◆ Stated task:
Pull every line with the word "data" out of the entries below.

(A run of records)
........

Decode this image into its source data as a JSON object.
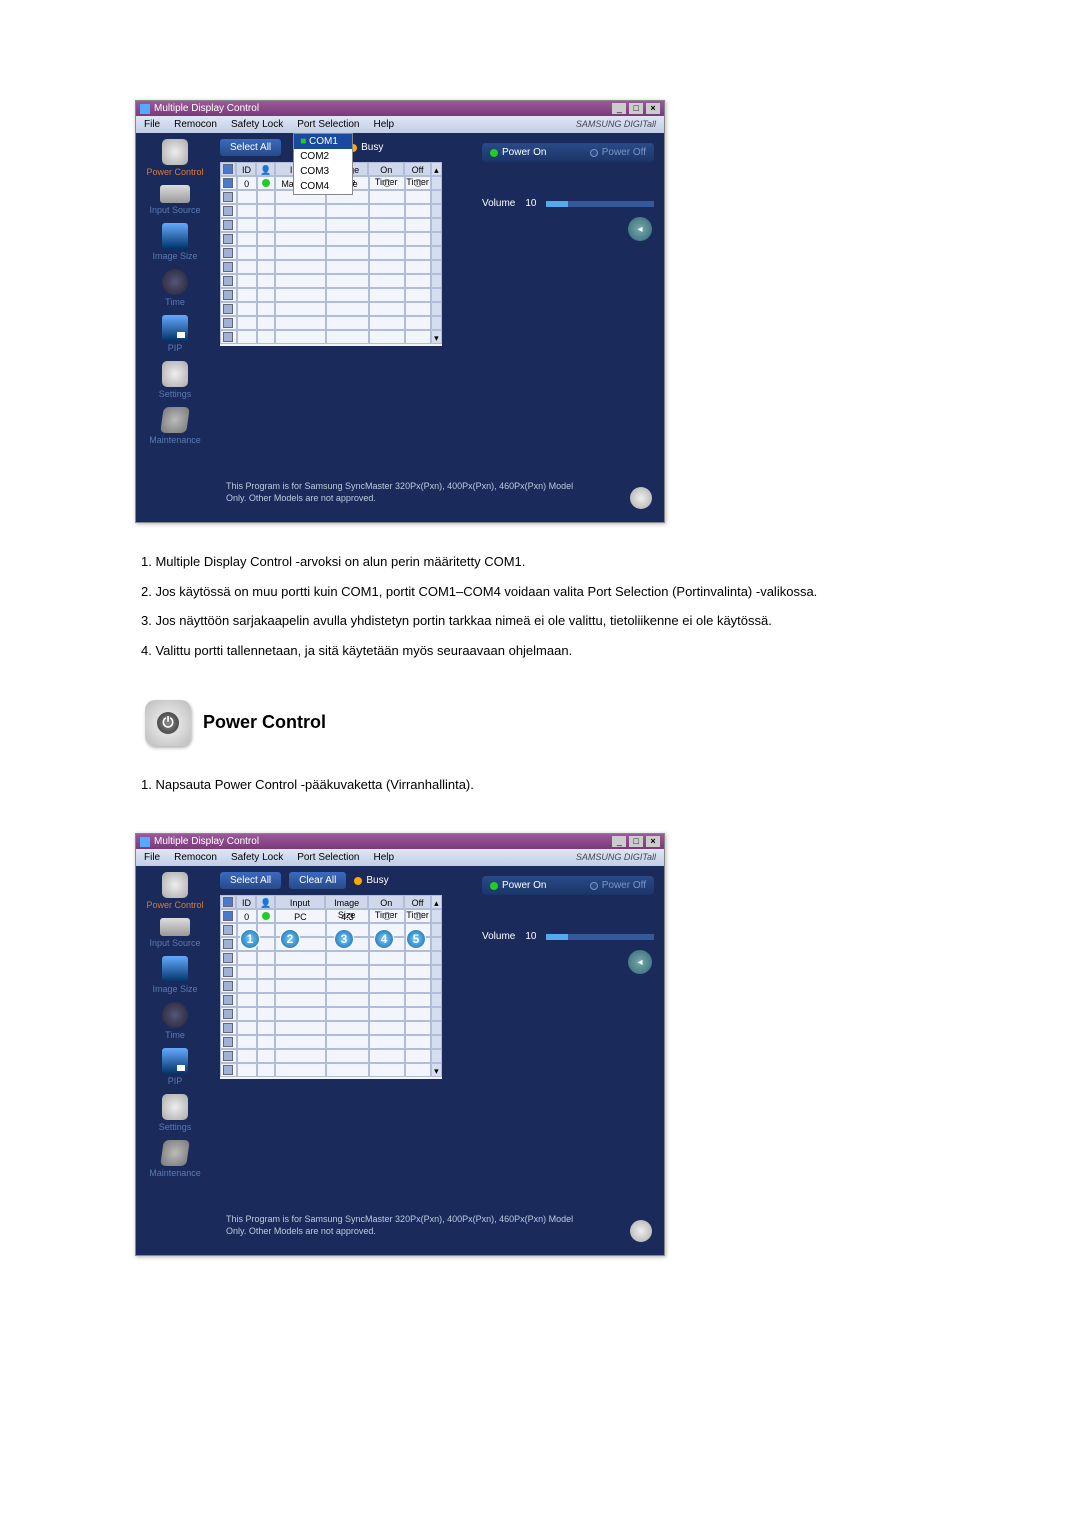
{
  "app": {
    "title": "Multiple Display Control",
    "brand": "SAMSUNG DIGITall",
    "menu": [
      "File",
      "Remocon",
      "Safety Lock",
      "Port Selection",
      "Help"
    ],
    "port_options": [
      "COM1",
      "COM2",
      "COM3",
      "COM4"
    ],
    "port_selected": "COM1",
    "sidebar": [
      {
        "label": "Power Control",
        "active": true,
        "icon": "power"
      },
      {
        "label": "Input Source",
        "active": false,
        "icon": "input"
      },
      {
        "label": "Image Size",
        "active": false,
        "icon": "image"
      },
      {
        "label": "Time",
        "active": false,
        "icon": "time"
      },
      {
        "label": "PIP",
        "active": false,
        "icon": "pip"
      },
      {
        "label": "Settings",
        "active": false,
        "icon": "settings"
      },
      {
        "label": "Maintenance",
        "active": false,
        "icon": "maint"
      }
    ],
    "buttons": {
      "select_all": "Select All",
      "clear_all": "Clear All"
    },
    "busy_label": "Busy",
    "grid": {
      "columns": [
        "",
        "ID",
        "",
        "Input",
        "Image Size",
        "On Timer",
        "Off Timer"
      ],
      "rows": [
        {
          "checked": true,
          "id": "0",
          "status": "green",
          "input": "MagicNet",
          "image": "Wide",
          "on": "o",
          "off": "o"
        }
      ],
      "rows2": [
        {
          "checked": true,
          "id": "0",
          "status": "green",
          "input": "PC",
          "image": "4:3",
          "on": "o",
          "off": "o"
        }
      ],
      "empty_rows": 11
    },
    "power": {
      "on_label": "Power On",
      "off_label": "Power Off",
      "volume_label": "Volume",
      "volume_value": "10"
    },
    "footer": "This Program is for Samsung SyncMaster 320Px(Pxn), 400Px(Pxn), 460Px(Pxn)  Model Only. Other Models are not approved."
  },
  "text": {
    "para1": "1. Multiple Display Control -arvoksi on alun perin määritetty COM1.",
    "para2": "2. Jos käytössä on muu portti kuin COM1, portit COM1–COM4 voidaan valita Port Selection (Portinvalinta) -valikossa.",
    "para3": "3. Jos näyttöön sarjakaapelin avulla yhdistetyn portin tarkkaa nimeä ei ole valittu, tietoliikenne ei ole käytössä.",
    "para4": "4. Valittu portti tallennetaan, ja sitä käytetään myös seuraavaan ohjelmaan.",
    "section_title": "Power Control",
    "para5": "1. Napsauta Power Control -pääkuvaketta (Virranhallinta)."
  },
  "callouts": [
    "1",
    "2",
    "3",
    "4",
    "5"
  ]
}
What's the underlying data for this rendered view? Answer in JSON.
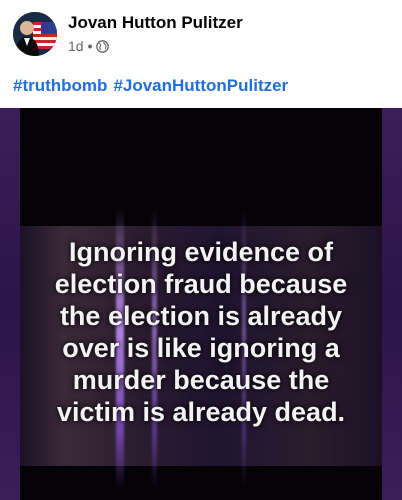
{
  "post": {
    "author": "Jovan Hutton Pulitzer",
    "time": "1d",
    "separator": "•",
    "privacy_icon": "globe-icon",
    "hashtags": [
      "#truthbomb",
      "#JovanHuttonPulitzer"
    ]
  },
  "image": {
    "quote_lines": [
      "Ignoring evidence of",
      "election fraud because",
      "the election is already",
      "over is like ignoring a",
      "murder because the",
      "victim is already dead."
    ]
  },
  "colors": {
    "hashtag": "#216fdb",
    "author": "#050505",
    "meta": "#65676b",
    "image_frame": "#2a1645"
  }
}
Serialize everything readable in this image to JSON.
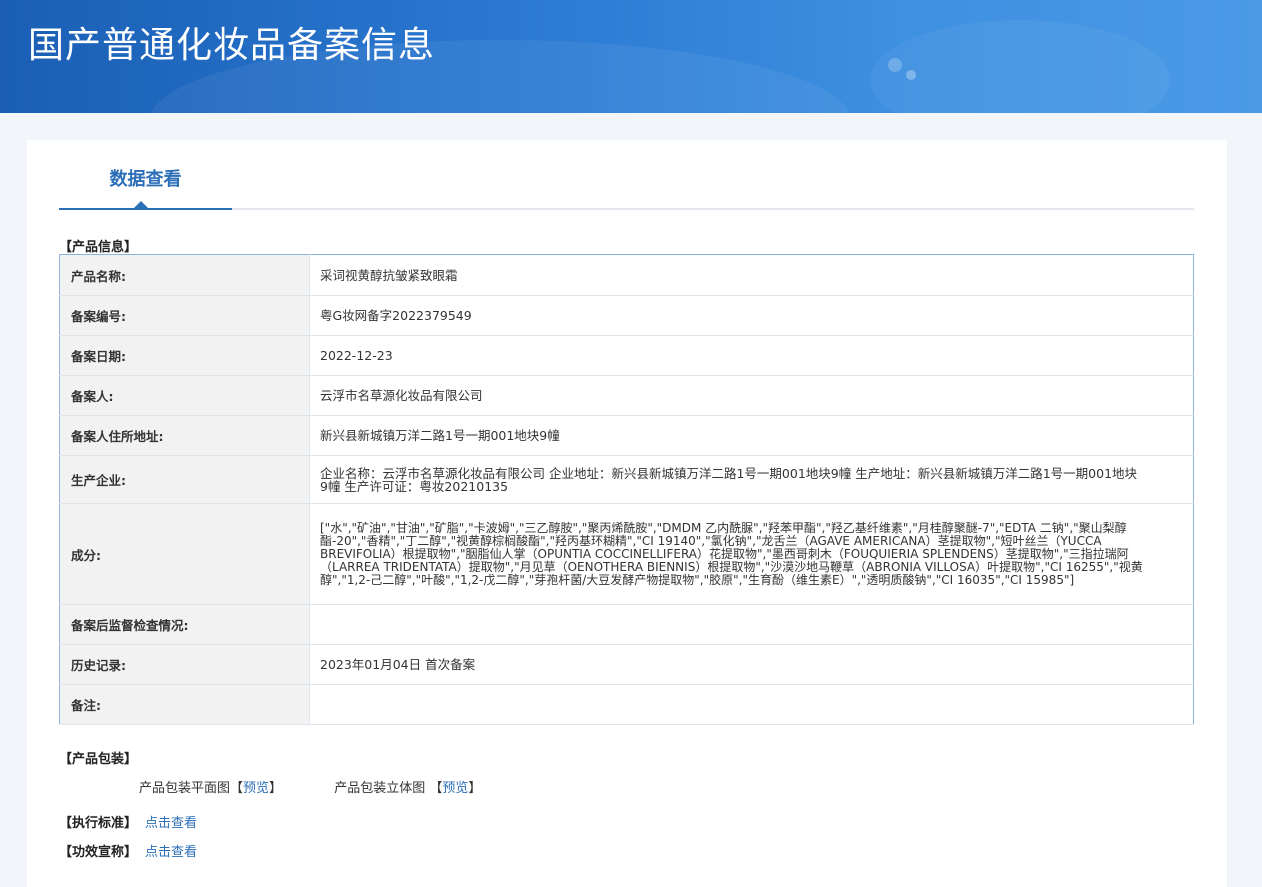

........

◆ Worked solution:
Decode this image into its source data as a JSON object.
What's the underlying data for this rendered view? Answer in JSON.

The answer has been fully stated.